=== Begin Enclosure ===
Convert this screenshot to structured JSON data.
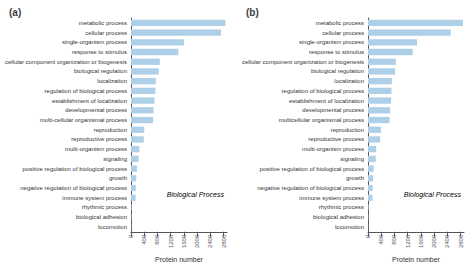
{
  "chart_data": [
    {
      "type": "bar",
      "orientation": "horizontal",
      "title": "(a)",
      "xlabel": "Protein number",
      "annotation": "Biological Process",
      "categories": [
        "metabolic process",
        "cellular process",
        "single-organism process",
        "response to stimulus",
        "cellular component organization or biogenesis",
        "biological regulation",
        "localization",
        "regulation of biological process",
        "establishment of localization",
        "developmental process",
        "multi-cellular organismal process",
        "reproduction",
        "reproductive process",
        "multi-organism process",
        "signaling",
        "positive regulation of biological process",
        "growth",
        "negative regulation of biological process",
        "immune system process",
        "rhythmic process",
        "biological adhesion",
        "locomotion"
      ],
      "values": [
        2850,
        2720,
        1600,
        1430,
        870,
        840,
        750,
        740,
        710,
        680,
        665,
        400,
        385,
        255,
        230,
        180,
        160,
        145,
        140,
        18,
        10,
        7
      ],
      "color": "#aecfe8",
      "xlim": [
        0,
        2900
      ],
      "xticks": [
        0,
        400,
        800,
        1200,
        1600,
        2000,
        2400,
        2800
      ],
      "grid": false
    },
    {
      "type": "bar",
      "orientation": "horizontal",
      "title": "(b)",
      "xlabel": "Protein number",
      "annotation": "Biological Process",
      "categories": [
        "metabolic process",
        "cellular process",
        "single-organism process",
        "response to stimulus",
        "cellular component organization or biogenesis",
        "biological regulation",
        "localization",
        "regulation of biological process",
        "establishment of localization",
        "developmental process",
        "multicellular organismal process",
        "reproduction",
        "reproductive process",
        "multi-organism process",
        "signaling",
        "positive regulation of biological process",
        "growth",
        "negative regulation of biological process",
        "immune system process",
        "rhythmic process",
        "biological adhesion",
        "locomotion"
      ],
      "values": [
        2870,
        2500,
        1480,
        1350,
        840,
        820,
        720,
        710,
        700,
        670,
        650,
        390,
        370,
        250,
        235,
        170,
        155,
        140,
        135,
        16,
        9,
        5
      ],
      "color": "#aecfe8",
      "xlim": [
        0,
        2900
      ],
      "xticks": [
        0,
        400,
        800,
        1200,
        1600,
        2000,
        2400,
        2800
      ],
      "grid": false
    }
  ]
}
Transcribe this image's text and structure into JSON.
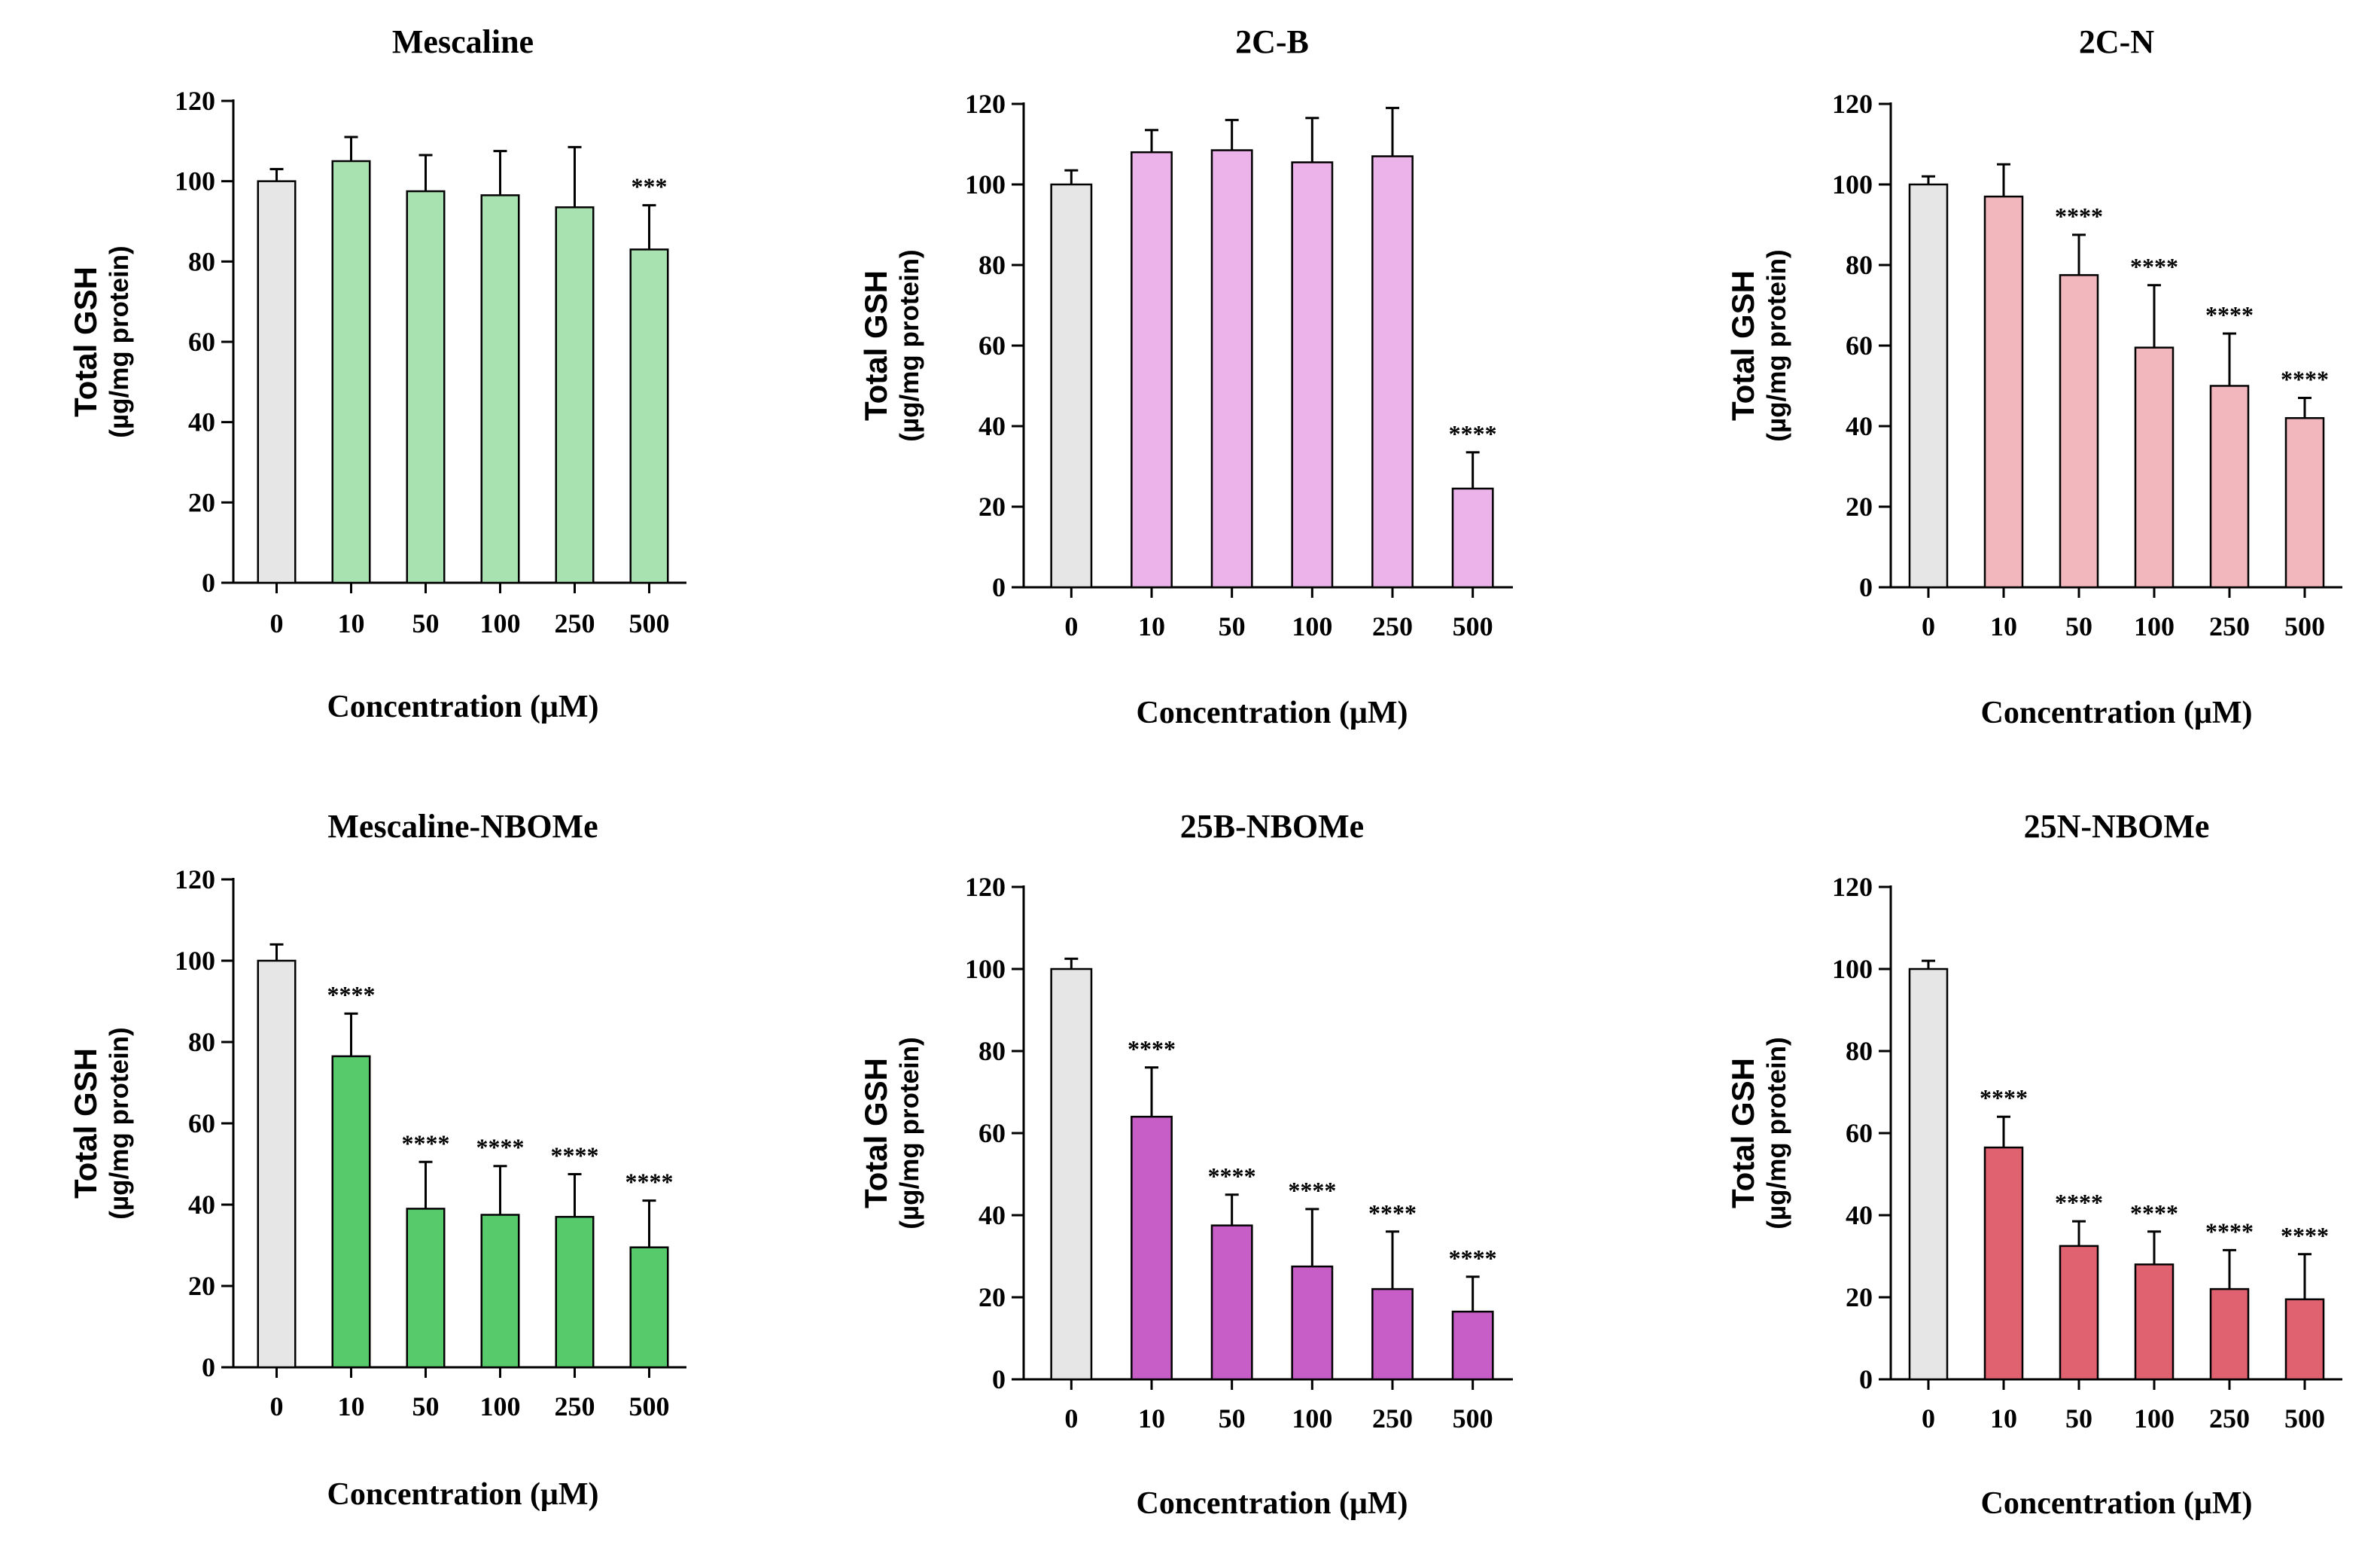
{
  "colors": {
    "control": "#e6e6e6",
    "mescaline": "#a8e2b1",
    "2cb": "#ebb3e9",
    "2cn": "#f2b6bd",
    "mescaline_nbome": "#57ca6b",
    "25b_nbome": "#c75ec8",
    "25n_nbome": "#e0616f",
    "axis": "#000000"
  },
  "chart_data": [
    {
      "type": "bar",
      "title": "Mescaline",
      "ylabel_main": "Total GSH",
      "ylabel_sub": "(µg/mg protein)",
      "xlabel": "Concentration (μM)",
      "categories": [
        "0",
        "10",
        "50",
        "100",
        "250",
        "500"
      ],
      "values": [
        100,
        105,
        97.5,
        96.5,
        93.5,
        83
      ],
      "errors": [
        3,
        6,
        9,
        11,
        15,
        11
      ],
      "significance": [
        "",
        "",
        "",
        "",
        "",
        "***"
      ],
      "bar_colors": [
        "control",
        "mescaline",
        "mescaline",
        "mescaline",
        "mescaline",
        "mescaline"
      ],
      "ylim": [
        0,
        120
      ],
      "yticks": [
        0,
        20,
        40,
        60,
        80,
        100,
        120
      ],
      "grid": false
    },
    {
      "type": "bar",
      "title": "2C-B",
      "ylabel_main": "Total GSH",
      "ylabel_sub": "(µg/mg protein)",
      "xlabel": "Concentration (μM)",
      "categories": [
        "0",
        "10",
        "50",
        "100",
        "250",
        "500"
      ],
      "values": [
        100,
        108,
        108.5,
        105.5,
        107,
        24.5
      ],
      "errors": [
        3.5,
        5.5,
        7.5,
        11,
        12,
        9
      ],
      "significance": [
        "",
        "",
        "",
        "",
        "",
        "****"
      ],
      "bar_colors": [
        "control",
        "2cb",
        "2cb",
        "2cb",
        "2cb",
        "2cb"
      ],
      "ylim": [
        0,
        120
      ],
      "yticks": [
        0,
        20,
        40,
        60,
        80,
        100,
        120
      ],
      "grid": false
    },
    {
      "type": "bar",
      "title": "2C-N",
      "ylabel_main": "Total GSH",
      "ylabel_sub": "(µg/mg protein)",
      "xlabel": "Concentration (μM)",
      "categories": [
        "0",
        "10",
        "50",
        "100",
        "250",
        "500"
      ],
      "values": [
        100,
        97,
        77.5,
        59.5,
        50,
        42
      ],
      "errors": [
        2,
        8,
        10,
        15.5,
        13,
        5
      ],
      "significance": [
        "",
        "",
        "****",
        "****",
        "****",
        "****"
      ],
      "bar_colors": [
        "control",
        "2cn",
        "2cn",
        "2cn",
        "2cn",
        "2cn"
      ],
      "ylim": [
        0,
        120
      ],
      "yticks": [
        0,
        20,
        40,
        60,
        80,
        100,
        120
      ],
      "grid": false
    },
    {
      "type": "bar",
      "title": "Mescaline-NBOMe",
      "ylabel_main": "Total GSH",
      "ylabel_sub": "(µg/mg protein)",
      "xlabel": "Concentration (μM)",
      "categories": [
        "0",
        "10",
        "50",
        "100",
        "250",
        "500"
      ],
      "values": [
        100,
        76.5,
        39,
        37.5,
        37,
        29.5
      ],
      "errors": [
        4,
        10.5,
        11.5,
        12,
        10.5,
        11.5
      ],
      "significance": [
        "",
        "****",
        "****",
        "****",
        "****",
        "****"
      ],
      "bar_colors": [
        "control",
        "mescaline_nbome",
        "mescaline_nbome",
        "mescaline_nbome",
        "mescaline_nbome",
        "mescaline_nbome"
      ],
      "ylim": [
        0,
        120
      ],
      "yticks": [
        0,
        20,
        40,
        60,
        80,
        100,
        120
      ],
      "grid": false
    },
    {
      "type": "bar",
      "title": "25B-NBOMe",
      "ylabel_main": "Total GSH",
      "ylabel_sub": "(µg/mg protein)",
      "xlabel": "Concentration (μM)",
      "categories": [
        "0",
        "10",
        "50",
        "100",
        "250",
        "500"
      ],
      "values": [
        100,
        64,
        37.5,
        27.5,
        22,
        16.5
      ],
      "errors": [
        2.5,
        12,
        7.5,
        14,
        14,
        8.5
      ],
      "significance": [
        "",
        "****",
        "****",
        "****",
        "****",
        "****"
      ],
      "bar_colors": [
        "control",
        "25b_nbome",
        "25b_nbome",
        "25b_nbome",
        "25b_nbome",
        "25b_nbome"
      ],
      "ylim": [
        0,
        120
      ],
      "yticks": [
        0,
        20,
        40,
        60,
        80,
        100,
        120
      ],
      "grid": false
    },
    {
      "type": "bar",
      "title": "25N-NBOMe",
      "ylabel_main": "Total GSH",
      "ylabel_sub": "(µg/mg protein)",
      "xlabel": "Concentration (μM)",
      "categories": [
        "0",
        "10",
        "50",
        "100",
        "250",
        "500"
      ],
      "values": [
        100,
        56.5,
        32.5,
        28,
        22,
        19.5
      ],
      "errors": [
        2,
        7.5,
        6,
        8,
        9.5,
        11
      ],
      "significance": [
        "",
        "****",
        "****",
        "****",
        "****",
        "****"
      ],
      "bar_colors": [
        "control",
        "25n_nbome",
        "25n_nbome",
        "25n_nbome",
        "25n_nbome",
        "25n_nbome"
      ],
      "ylim": [
        0,
        120
      ],
      "yticks": [
        0,
        20,
        40,
        60,
        80,
        100,
        120
      ],
      "grid": false
    }
  ]
}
=== End Enclosure ===
What to work on: Return all the records exactly. Skip the pictures.

Answer for this exercise:
Convert this screenshot to structured JSON data.
{
  "chart_data": [
    {
      "type": "bar",
      "orientation": "horizontal",
      "title": "(a)",
      "xlabel": "Protein number",
      "annotation": "Biological Process",
      "categories": [
        "metabolic process",
        "cellular process",
        "single-organism process",
        "response to stimulus",
        "cellular component organization or biogenesis",
        "biological regulation",
        "localization",
        "regulation of biological process",
        "establishment of localization",
        "developmental process",
        "multi-cellular organismal process",
        "reproduction",
        "reproductive process",
        "multi-organism process",
        "signaling",
        "positive regulation of biological process",
        "growth",
        "negative regulation of biological process",
        "immune system process",
        "rhythmic process",
        "biological adhesion",
        "locomotion"
      ],
      "values": [
        2850,
        2720,
        1600,
        1430,
        870,
        840,
        750,
        740,
        710,
        680,
        665,
        400,
        385,
        255,
        230,
        180,
        160,
        145,
        140,
        18,
        10,
        7
      ],
      "color": "#aecfe8",
      "xlim": [
        0,
        2900
      ],
      "xticks": [
        0,
        400,
        800,
        1200,
        1600,
        2000,
        2400,
        2800
      ],
      "grid": false
    },
    {
      "type": "bar",
      "orientation": "horizontal",
      "title": "(b)",
      "xlabel": "Protein number",
      "annotation": "Biological Process",
      "categories": [
        "metabolic process",
        "cellular process",
        "single-organism process",
        "response to stimulus",
        "cellular component organization or biogenesis",
        "biological regulation",
        "localization",
        "regulation of biological process",
        "establishment of localization",
        "developmental process",
        "multicellular organismal process",
        "reproduction",
        "reproductive process",
        "multi-organism process",
        "signaling",
        "positive regulation of biological process",
        "growth",
        "negative regulation of biological process",
        "immune system process",
        "rhythmic process",
        "biological adhesion",
        "locomotion"
      ],
      "values": [
        2870,
        2500,
        1480,
        1350,
        840,
        820,
        720,
        710,
        700,
        670,
        650,
        390,
        370,
        250,
        235,
        170,
        155,
        140,
        135,
        16,
        9,
        5
      ],
      "color": "#aecfe8",
      "xlim": [
        0,
        2900
      ],
      "xticks": [
        0,
        400,
        800,
        1200,
        1600,
        2000,
        2400,
        2800
      ],
      "grid": false
    }
  ]
}
Transcribe this image's text and structure into JSON.
{
  "colors": {
    "control": "#e6e6e6",
    "mescaline": "#a8e2b1",
    "2cb": "#ebb3e9",
    "2cn": "#f2b6bd",
    "mescaline_nbome": "#57ca6b",
    "25b_nbome": "#c75ec8",
    "25n_nbome": "#e0616f",
    "axis": "#000000"
  },
  "chart_data": [
    {
      "type": "bar",
      "title": "Mescaline",
      "ylabel_main": "Total GSH",
      "ylabel_sub": "(µg/mg protein)",
      "xlabel": "Concentration (μM)",
      "categories": [
        "0",
        "10",
        "50",
        "100",
        "250",
        "500"
      ],
      "values": [
        100,
        105,
        97.5,
        96.5,
        93.5,
        83
      ],
      "errors": [
        3,
        6,
        9,
        11,
        15,
        11
      ],
      "significance": [
        "",
        "",
        "",
        "",
        "",
        "***"
      ],
      "bar_colors": [
        "control",
        "mescaline",
        "mescaline",
        "mescaline",
        "mescaline",
        "mescaline"
      ],
      "ylim": [
        0,
        120
      ],
      "yticks": [
        0,
        20,
        40,
        60,
        80,
        100,
        120
      ],
      "grid": false
    },
    {
      "type": "bar",
      "title": "2C-B",
      "ylabel_main": "Total GSH",
      "ylabel_sub": "(µg/mg protein)",
      "xlabel": "Concentration (μM)",
      "categories": [
        "0",
        "10",
        "50",
        "100",
        "250",
        "500"
      ],
      "values": [
        100,
        108,
        108.5,
        105.5,
        107,
        24.5
      ],
      "errors": [
        3.5,
        5.5,
        7.5,
        11,
        12,
        9
      ],
      "significance": [
        "",
        "",
        "",
        "",
        "",
        "****"
      ],
      "bar_colors": [
        "control",
        "2cb",
        "2cb",
        "2cb",
        "2cb",
        "2cb"
      ],
      "ylim": [
        0,
        120
      ],
      "yticks": [
        0,
        20,
        40,
        60,
        80,
        100,
        120
      ],
      "grid": false
    },
    {
      "type": "bar",
      "title": "2C-N",
      "ylabel_main": "Total GSH",
      "ylabel_sub": "(µg/mg protein)",
      "xlabel": "Concentration (μM)",
      "categories": [
        "0",
        "10",
        "50",
        "100",
        "250",
        "500"
      ],
      "values": [
        100,
        97,
        77.5,
        59.5,
        50,
        42
      ],
      "errors": [
        2,
        8,
        10,
        15.5,
        13,
        5
      ],
      "significance": [
        "",
        "",
        "****",
        "****",
        "****",
        "****"
      ],
      "bar_colors": [
        "control",
        "2cn",
        "2cn",
        "2cn",
        "2cn",
        "2cn"
      ],
      "ylim": [
        0,
        120
      ],
      "yticks": [
        0,
        20,
        40,
        60,
        80,
        100,
        120
      ],
      "grid": false
    },
    {
      "type": "bar",
      "title": "Mescaline-NBOMe",
      "ylabel_main": "Total GSH",
      "ylabel_sub": "(µg/mg protein)",
      "xlabel": "Concentration (μM)",
      "categories": [
        "0",
        "10",
        "50",
        "100",
        "250",
        "500"
      ],
      "values": [
        100,
        76.5,
        39,
        37.5,
        37,
        29.5
      ],
      "errors": [
        4,
        10.5,
        11.5,
        12,
        10.5,
        11.5
      ],
      "significance": [
        "",
        "****",
        "****",
        "****",
        "****",
        "****"
      ],
      "bar_colors": [
        "control",
        "mescaline_nbome",
        "mescaline_nbome",
        "mescaline_nbome",
        "mescaline_nbome",
        "mescaline_nbome"
      ],
      "ylim": [
        0,
        120
      ],
      "yticks": [
        0,
        20,
        40,
        60,
        80,
        100,
        120
      ],
      "grid": false
    },
    {
      "type": "bar",
      "title": "25B-NBOMe",
      "ylabel_main": "Total GSH",
      "ylabel_sub": "(µg/mg protein)",
      "xlabel": "Concentration (μM)",
      "categories": [
        "0",
        "10",
        "50",
        "100",
        "250",
        "500"
      ],
      "values": [
        100,
        64,
        37.5,
        27.5,
        22,
        16.5
      ],
      "errors": [
        2.5,
        12,
        7.5,
        14,
        14,
        8.5
      ],
      "significance": [
        "",
        "****",
        "****",
        "****",
        "****",
        "****"
      ],
      "bar_colors": [
        "control",
        "25b_nbome",
        "25b_nbome",
        "25b_nbome",
        "25b_nbome",
        "25b_nbome"
      ],
      "ylim": [
        0,
        120
      ],
      "yticks": [
        0,
        20,
        40,
        60,
        80,
        100,
        120
      ],
      "grid": false
    },
    {
      "type": "bar",
      "title": "25N-NBOMe",
      "ylabel_main": "Total GSH",
      "ylabel_sub": "(µg/mg protein)",
      "xlabel": "Concentration (μM)",
      "categories": [
        "0",
        "10",
        "50",
        "100",
        "250",
        "500"
      ],
      "values": [
        100,
        56.5,
        32.5,
        28,
        22,
        19.5
      ],
      "errors": [
        2,
        7.5,
        6,
        8,
        9.5,
        11
      ],
      "significance": [
        "",
        "****",
        "****",
        "****",
        "****",
        "****"
      ],
      "bar_colors": [
        "control",
        "25n_nbome",
        "25n_nbome",
        "25n_nbome",
        "25n_nbome",
        "25n_nbome"
      ],
      "ylim": [
        0,
        120
      ],
      "yticks": [
        0,
        20,
        40,
        60,
        80,
        100,
        120
      ],
      "grid": false
    }
  ]
}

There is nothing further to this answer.